What is being asked> Copy every line of the following data that includes the string "INDAH".

Data entries>
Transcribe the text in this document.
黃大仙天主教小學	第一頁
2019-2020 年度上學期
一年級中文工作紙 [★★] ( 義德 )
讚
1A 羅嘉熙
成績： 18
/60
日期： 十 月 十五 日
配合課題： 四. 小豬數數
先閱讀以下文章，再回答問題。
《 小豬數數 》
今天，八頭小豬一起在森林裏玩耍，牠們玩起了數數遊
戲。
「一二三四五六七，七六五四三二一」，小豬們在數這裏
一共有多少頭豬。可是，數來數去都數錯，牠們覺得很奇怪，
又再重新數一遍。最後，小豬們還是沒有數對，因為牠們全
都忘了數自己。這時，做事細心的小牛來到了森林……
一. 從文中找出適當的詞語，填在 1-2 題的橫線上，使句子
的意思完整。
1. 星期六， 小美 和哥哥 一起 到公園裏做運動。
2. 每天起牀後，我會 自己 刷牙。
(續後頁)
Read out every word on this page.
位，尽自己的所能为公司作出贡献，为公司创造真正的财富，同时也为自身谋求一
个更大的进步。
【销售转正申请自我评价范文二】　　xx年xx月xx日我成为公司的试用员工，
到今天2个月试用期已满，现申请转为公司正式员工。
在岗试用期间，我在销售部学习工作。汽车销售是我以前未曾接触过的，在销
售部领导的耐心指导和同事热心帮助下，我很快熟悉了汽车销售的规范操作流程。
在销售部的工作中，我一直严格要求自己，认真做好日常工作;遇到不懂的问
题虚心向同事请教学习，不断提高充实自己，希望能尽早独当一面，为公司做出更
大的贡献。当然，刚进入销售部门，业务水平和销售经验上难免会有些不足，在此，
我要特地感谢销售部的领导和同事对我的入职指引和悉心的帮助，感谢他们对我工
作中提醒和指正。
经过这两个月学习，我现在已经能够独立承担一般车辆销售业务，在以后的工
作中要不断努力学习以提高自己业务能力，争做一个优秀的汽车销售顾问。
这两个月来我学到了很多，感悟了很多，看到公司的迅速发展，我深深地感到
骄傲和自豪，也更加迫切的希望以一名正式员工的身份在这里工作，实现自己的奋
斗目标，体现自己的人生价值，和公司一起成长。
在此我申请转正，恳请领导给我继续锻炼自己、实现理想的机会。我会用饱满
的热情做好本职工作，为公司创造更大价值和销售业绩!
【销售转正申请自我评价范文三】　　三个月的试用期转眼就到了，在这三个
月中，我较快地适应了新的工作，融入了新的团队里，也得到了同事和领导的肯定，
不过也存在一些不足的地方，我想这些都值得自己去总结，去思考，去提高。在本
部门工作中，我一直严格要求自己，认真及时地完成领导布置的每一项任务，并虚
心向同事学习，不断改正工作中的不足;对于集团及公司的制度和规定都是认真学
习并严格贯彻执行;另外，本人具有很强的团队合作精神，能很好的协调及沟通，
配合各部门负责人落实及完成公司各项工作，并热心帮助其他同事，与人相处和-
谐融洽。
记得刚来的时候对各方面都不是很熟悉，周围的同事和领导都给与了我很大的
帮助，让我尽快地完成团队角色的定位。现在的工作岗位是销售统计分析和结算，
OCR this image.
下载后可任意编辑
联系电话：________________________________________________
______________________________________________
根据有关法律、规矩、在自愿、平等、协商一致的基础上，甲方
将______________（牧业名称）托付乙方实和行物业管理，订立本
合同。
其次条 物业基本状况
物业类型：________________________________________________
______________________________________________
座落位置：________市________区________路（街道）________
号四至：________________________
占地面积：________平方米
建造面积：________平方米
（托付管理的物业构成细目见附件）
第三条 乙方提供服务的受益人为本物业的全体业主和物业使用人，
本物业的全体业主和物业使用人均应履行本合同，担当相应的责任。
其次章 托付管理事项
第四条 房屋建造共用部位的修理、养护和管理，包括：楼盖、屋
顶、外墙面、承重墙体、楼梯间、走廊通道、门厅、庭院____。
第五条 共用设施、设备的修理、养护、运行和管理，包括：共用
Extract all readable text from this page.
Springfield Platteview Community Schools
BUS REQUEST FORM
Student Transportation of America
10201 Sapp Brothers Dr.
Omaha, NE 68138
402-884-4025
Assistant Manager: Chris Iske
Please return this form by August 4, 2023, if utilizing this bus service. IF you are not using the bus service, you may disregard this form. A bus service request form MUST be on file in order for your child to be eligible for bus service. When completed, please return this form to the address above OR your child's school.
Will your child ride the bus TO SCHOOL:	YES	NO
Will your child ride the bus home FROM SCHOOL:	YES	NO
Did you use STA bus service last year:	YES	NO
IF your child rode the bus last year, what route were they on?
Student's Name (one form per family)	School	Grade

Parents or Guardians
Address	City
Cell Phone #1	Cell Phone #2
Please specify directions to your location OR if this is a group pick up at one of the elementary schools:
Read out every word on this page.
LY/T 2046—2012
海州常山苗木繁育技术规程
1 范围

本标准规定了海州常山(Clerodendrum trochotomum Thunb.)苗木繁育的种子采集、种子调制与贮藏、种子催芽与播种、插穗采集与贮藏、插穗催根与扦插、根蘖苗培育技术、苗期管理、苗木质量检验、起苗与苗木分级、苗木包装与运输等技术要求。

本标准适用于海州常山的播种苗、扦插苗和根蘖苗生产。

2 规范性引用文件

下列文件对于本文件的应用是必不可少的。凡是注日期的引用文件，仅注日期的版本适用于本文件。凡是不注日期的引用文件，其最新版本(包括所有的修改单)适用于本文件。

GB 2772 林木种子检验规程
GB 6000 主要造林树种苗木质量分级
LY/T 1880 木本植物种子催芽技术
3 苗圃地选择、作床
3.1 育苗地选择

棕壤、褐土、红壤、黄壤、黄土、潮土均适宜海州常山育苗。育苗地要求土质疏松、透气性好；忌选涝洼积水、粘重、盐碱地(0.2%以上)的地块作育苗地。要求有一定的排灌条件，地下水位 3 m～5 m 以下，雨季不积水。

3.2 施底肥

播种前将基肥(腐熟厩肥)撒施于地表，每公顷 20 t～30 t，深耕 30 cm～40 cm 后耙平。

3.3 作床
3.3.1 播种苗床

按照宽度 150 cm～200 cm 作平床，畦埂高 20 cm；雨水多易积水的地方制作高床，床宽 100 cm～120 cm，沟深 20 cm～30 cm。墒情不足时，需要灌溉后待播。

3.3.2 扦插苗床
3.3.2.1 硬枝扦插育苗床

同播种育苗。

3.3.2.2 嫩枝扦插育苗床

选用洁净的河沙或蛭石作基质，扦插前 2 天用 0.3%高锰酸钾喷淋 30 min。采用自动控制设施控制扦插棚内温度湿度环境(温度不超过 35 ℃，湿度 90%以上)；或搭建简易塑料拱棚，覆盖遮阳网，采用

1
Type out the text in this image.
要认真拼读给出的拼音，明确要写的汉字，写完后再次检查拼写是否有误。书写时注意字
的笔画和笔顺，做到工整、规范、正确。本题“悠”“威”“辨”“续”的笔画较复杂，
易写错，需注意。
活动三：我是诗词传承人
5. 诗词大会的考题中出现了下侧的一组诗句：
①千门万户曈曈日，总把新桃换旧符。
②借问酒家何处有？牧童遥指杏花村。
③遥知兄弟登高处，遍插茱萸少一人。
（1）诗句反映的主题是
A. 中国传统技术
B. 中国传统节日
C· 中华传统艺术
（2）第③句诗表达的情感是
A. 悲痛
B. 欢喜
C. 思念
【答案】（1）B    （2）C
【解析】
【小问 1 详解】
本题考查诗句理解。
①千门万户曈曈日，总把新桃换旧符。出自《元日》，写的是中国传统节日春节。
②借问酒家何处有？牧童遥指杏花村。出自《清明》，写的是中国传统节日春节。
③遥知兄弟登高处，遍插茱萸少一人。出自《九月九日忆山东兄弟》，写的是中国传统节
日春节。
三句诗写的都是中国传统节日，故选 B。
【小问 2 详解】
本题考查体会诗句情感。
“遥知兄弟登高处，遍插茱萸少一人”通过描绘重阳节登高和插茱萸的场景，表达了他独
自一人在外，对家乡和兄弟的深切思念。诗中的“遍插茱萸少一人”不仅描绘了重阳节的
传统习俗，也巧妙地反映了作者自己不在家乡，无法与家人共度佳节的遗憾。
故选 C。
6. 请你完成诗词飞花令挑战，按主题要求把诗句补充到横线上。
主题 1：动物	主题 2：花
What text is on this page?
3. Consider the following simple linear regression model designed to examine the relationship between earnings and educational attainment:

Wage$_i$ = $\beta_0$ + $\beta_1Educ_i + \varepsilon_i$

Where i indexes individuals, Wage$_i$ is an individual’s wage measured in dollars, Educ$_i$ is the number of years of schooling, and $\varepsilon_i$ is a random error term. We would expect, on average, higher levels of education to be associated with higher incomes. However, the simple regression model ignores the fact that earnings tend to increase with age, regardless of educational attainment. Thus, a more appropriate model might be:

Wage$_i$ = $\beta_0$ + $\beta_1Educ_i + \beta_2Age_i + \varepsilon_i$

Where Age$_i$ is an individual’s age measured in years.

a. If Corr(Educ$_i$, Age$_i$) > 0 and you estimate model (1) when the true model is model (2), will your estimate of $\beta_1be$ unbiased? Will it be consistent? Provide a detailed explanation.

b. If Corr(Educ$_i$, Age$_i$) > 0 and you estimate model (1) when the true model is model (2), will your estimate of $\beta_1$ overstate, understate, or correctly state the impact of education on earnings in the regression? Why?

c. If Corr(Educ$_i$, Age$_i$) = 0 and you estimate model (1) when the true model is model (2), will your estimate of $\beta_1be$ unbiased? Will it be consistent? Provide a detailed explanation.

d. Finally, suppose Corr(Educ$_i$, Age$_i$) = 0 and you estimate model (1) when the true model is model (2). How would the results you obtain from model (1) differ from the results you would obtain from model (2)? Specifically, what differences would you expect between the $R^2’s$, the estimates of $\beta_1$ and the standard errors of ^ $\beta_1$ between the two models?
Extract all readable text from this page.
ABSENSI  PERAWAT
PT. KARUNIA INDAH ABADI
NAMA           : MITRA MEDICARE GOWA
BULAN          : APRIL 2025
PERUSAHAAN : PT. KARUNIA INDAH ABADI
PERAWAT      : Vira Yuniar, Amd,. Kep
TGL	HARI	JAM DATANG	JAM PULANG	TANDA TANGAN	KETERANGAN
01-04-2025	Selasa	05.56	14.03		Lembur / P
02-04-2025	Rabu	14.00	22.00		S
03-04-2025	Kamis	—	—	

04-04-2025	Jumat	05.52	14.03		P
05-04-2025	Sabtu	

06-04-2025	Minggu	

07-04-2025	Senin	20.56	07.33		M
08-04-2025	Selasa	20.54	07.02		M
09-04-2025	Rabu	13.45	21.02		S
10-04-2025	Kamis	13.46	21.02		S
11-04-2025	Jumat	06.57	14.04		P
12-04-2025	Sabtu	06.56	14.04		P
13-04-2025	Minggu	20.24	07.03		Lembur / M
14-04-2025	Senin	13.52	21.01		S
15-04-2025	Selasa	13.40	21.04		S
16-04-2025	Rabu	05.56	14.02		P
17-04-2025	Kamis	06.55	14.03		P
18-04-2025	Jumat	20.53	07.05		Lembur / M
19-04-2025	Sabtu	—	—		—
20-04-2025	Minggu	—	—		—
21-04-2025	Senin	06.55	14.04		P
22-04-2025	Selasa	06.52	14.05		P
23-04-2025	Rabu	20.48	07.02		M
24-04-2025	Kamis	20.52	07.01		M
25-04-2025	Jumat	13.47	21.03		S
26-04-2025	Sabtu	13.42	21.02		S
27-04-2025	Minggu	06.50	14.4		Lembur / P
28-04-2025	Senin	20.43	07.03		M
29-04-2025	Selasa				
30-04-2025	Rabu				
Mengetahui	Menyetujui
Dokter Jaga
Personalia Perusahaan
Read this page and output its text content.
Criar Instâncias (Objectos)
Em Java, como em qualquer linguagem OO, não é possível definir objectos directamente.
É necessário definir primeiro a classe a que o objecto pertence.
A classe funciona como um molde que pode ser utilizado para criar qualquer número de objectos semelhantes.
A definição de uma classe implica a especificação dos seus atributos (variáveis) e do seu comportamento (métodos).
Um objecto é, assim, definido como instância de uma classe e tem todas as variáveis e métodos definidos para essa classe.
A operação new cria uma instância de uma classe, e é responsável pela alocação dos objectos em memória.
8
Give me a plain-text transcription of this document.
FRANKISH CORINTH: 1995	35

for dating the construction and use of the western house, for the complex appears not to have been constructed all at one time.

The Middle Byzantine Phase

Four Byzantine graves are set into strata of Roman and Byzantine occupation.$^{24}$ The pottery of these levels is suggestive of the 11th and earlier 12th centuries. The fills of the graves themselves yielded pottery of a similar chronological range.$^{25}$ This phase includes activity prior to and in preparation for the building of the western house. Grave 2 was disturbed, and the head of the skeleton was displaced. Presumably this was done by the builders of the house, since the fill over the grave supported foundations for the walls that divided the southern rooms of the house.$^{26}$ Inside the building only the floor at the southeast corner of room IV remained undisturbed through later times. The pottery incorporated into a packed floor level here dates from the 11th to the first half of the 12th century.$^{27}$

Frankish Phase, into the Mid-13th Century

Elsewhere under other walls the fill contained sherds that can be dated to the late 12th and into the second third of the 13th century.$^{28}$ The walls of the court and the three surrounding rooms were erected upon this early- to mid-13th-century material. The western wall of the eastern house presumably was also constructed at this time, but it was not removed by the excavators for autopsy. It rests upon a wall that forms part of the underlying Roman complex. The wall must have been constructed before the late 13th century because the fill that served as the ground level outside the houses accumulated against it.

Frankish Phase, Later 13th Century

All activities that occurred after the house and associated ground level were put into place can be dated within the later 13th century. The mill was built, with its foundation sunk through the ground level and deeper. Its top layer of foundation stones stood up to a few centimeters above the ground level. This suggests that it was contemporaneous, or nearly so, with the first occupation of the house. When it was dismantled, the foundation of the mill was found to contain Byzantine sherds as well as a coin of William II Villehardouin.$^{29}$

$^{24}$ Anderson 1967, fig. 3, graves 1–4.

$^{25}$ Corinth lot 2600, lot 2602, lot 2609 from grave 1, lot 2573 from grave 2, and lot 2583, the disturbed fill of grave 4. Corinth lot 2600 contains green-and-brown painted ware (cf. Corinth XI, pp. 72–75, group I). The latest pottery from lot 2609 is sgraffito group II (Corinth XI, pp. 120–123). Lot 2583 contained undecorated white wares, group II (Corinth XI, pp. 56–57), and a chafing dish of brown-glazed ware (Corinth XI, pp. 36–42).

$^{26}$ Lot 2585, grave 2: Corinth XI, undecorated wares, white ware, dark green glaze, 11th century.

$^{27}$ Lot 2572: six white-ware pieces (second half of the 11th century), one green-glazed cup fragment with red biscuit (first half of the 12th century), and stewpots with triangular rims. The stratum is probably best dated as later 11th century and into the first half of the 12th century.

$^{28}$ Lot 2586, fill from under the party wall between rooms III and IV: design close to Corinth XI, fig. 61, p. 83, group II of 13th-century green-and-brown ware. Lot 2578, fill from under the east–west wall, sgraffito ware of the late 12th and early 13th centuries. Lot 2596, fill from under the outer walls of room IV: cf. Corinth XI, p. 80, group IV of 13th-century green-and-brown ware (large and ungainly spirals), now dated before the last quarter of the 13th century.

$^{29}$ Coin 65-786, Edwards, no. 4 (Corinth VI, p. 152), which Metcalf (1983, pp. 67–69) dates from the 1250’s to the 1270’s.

In response>
PT. KARUNIA INDAH ABADI
PERUSAHAAN : PT. KARUNIA INDAH ABADI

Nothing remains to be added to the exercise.